**WHAT THIS TASK INVOLVES:**
Copy out every line of the listing below word for word, leaving out the pictures.

**RECORDS FOR THE TASK:**
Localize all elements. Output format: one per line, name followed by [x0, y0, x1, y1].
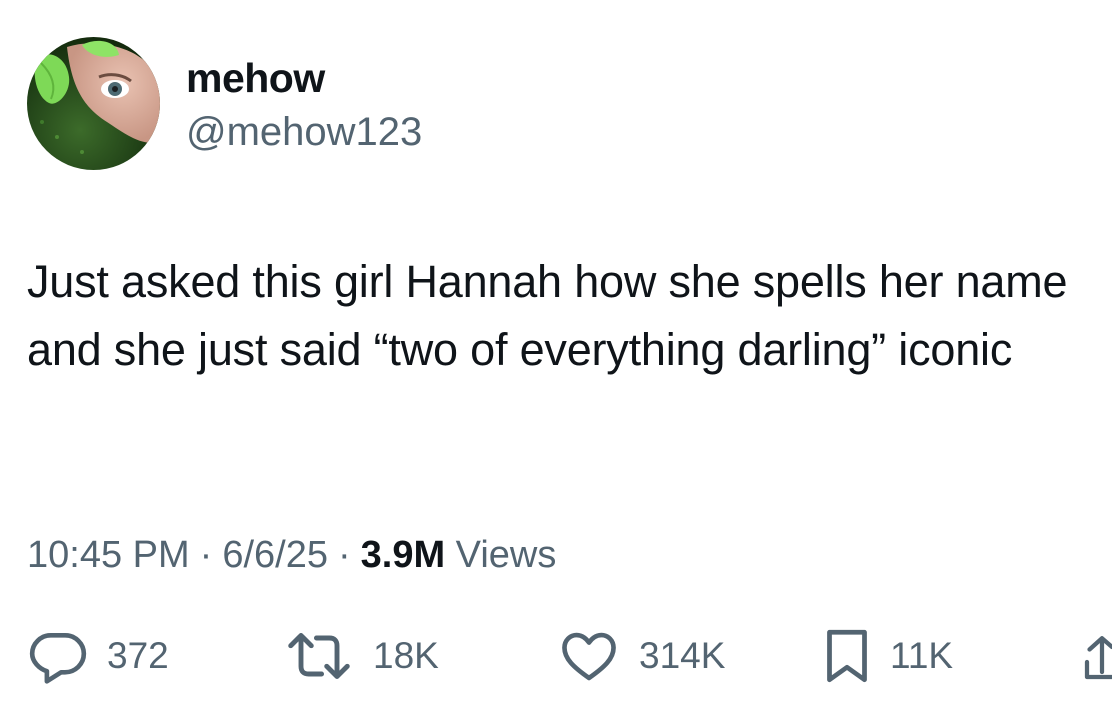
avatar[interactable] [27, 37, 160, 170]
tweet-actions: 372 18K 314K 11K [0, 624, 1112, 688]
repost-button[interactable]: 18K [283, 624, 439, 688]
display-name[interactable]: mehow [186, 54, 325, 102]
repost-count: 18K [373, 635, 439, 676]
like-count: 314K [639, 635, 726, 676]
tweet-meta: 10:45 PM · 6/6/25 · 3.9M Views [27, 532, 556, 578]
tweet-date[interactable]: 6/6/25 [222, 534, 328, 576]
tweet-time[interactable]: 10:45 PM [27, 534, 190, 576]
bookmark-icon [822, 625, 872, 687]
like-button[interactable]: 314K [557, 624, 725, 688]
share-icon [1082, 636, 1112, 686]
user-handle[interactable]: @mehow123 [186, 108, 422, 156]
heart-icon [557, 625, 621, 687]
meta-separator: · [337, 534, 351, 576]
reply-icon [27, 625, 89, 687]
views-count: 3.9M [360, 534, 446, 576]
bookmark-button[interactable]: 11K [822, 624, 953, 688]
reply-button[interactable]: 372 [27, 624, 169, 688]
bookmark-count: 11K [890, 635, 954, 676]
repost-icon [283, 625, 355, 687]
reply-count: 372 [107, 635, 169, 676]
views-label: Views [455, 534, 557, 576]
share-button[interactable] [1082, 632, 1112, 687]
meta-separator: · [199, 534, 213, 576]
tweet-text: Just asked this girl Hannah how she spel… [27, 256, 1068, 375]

**RESULT OF THIS TASK:**
Localize all elements. Output format: one per line, name followed by [x0, y0, x1, y1].
avatar[interactable] [27, 37, 160, 170]
tweet-actions: 372 18K 314K 11K [0, 624, 1112, 688]
repost-button[interactable]: 18K [283, 624, 439, 688]
display-name[interactable]: mehow [186, 54, 325, 102]
repost-count: 18K [373, 635, 439, 676]
like-count: 314K [639, 635, 726, 676]
tweet-meta: 10:45 PM · 6/6/25 · 3.9M Views [27, 532, 556, 578]
tweet-date[interactable]: 6/6/25 [222, 534, 328, 576]
tweet-time[interactable]: 10:45 PM [27, 534, 190, 576]
bookmark-icon [822, 625, 872, 687]
like-button[interactable]: 314K [557, 624, 725, 688]
share-icon [1082, 636, 1112, 686]
user-handle[interactable]: @mehow123 [186, 108, 422, 156]
heart-icon [557, 625, 621, 687]
meta-separator: · [337, 534, 351, 576]
reply-icon [27, 625, 89, 687]
views-count: 3.9M [360, 534, 446, 576]
bookmark-button[interactable]: 11K [822, 624, 953, 688]
reply-button[interactable]: 372 [27, 624, 169, 688]
bookmark-count: 11K [890, 635, 954, 676]
repost-icon [283, 625, 355, 687]
reply-count: 372 [107, 635, 169, 676]
views-label: Views [455, 534, 557, 576]
share-button[interactable] [1082, 632, 1112, 687]
meta-separator: · [199, 534, 213, 576]
tweet-text: Just asked this girl Hannah how she spel… [27, 256, 1068, 375]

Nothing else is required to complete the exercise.